Find the string "Standards" in the listing and report every line that has it.

====== Given information

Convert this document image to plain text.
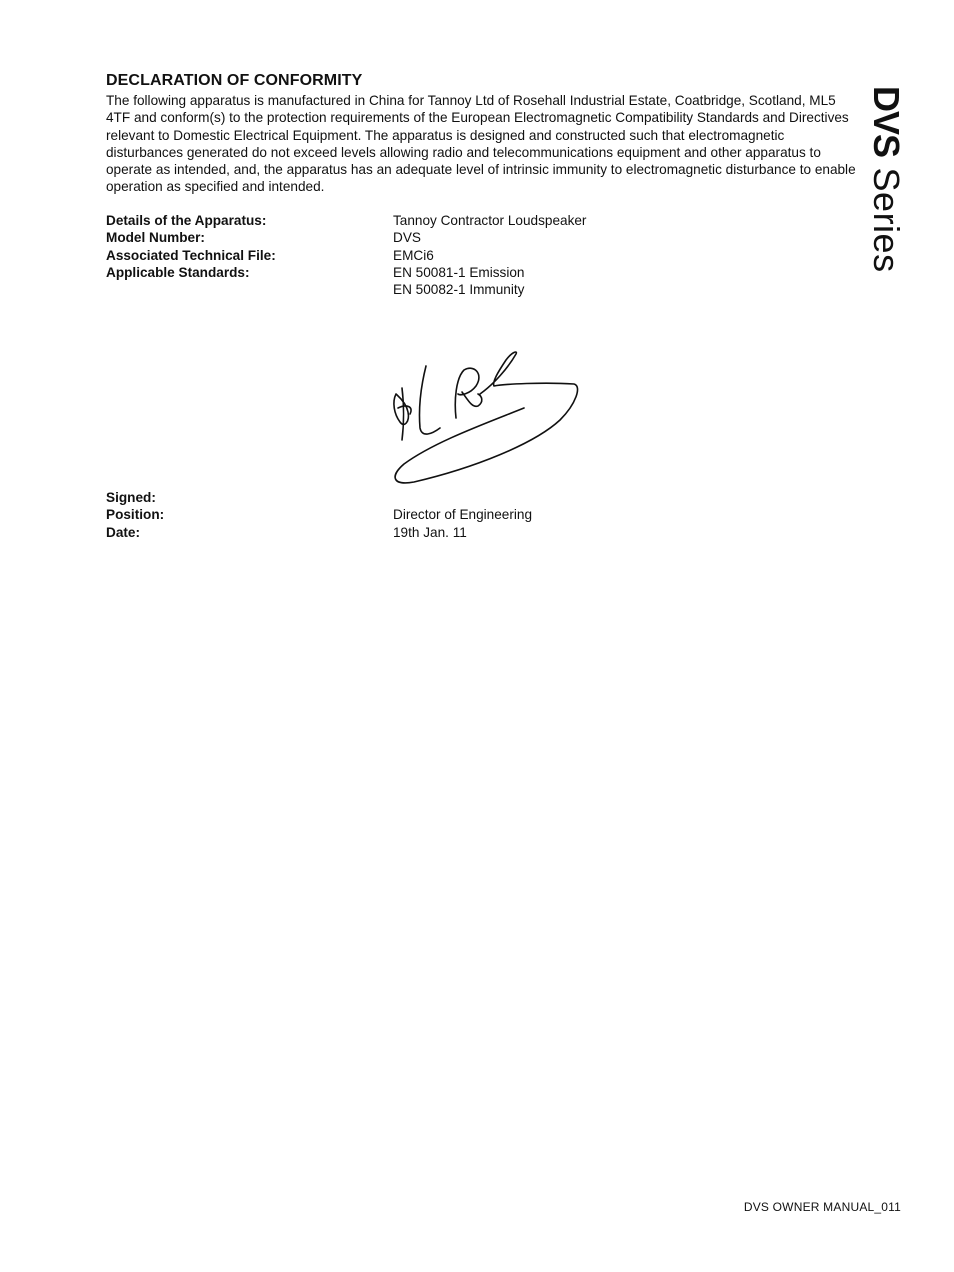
DECLARATION OF CONFORMITY

The following apparatus is manufactured in China for Tannoy Ltd of Rosehall Industrial Estate, Coatbridge, Scotland, ML5 4TF and conform(s) to the protection requirements of the European Electromagnetic Compatibility Standards and Directives relevant to Domestic Electrical Equipment. The apparatus is designed and constructed such that electromagnetic disturbances generated do not exceed levels allowing radio and telecommunications equipment and other apparatus to operate as intended, and, the apparatus has an adequate level of intrinsic immunity to electromagnetic disturbance to enable operation as specified and intended.

Details of the Apparatus:	Tannoy Contractor Loudspeaker
Model Number:	DVS
Associated Technical File:	EMCi6
Applicable Standards:	EN 50081-1 Emission
EN 50082-1 Immunity
Signed:
Position:	Director of Engineering
Date:	19th Jan. 11
DVS Series
DVS OWNER MANUAL_011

============

## Result of the task
The following apparatus is manufactured in China for Tannoy Ltd of Rosehall Industrial Estate, Coatbridge, Scotland, ML5 4TF and conform(s) to the protection requirements of the European Electromagnetic Compatibility Standards and Directives relevant to Domestic Electrical Equipment. The apparatus is designed and constructed such that electromagnetic disturbances generated do not exceed levels allowing radio and telecommunications equipment and other apparatus to operate as intended, and, the apparatus has an adequate level of intrinsic immunity to electromagnetic disturbance to enable operation as specified and intended.
Applicable Standards:	EN 50081-1 Emission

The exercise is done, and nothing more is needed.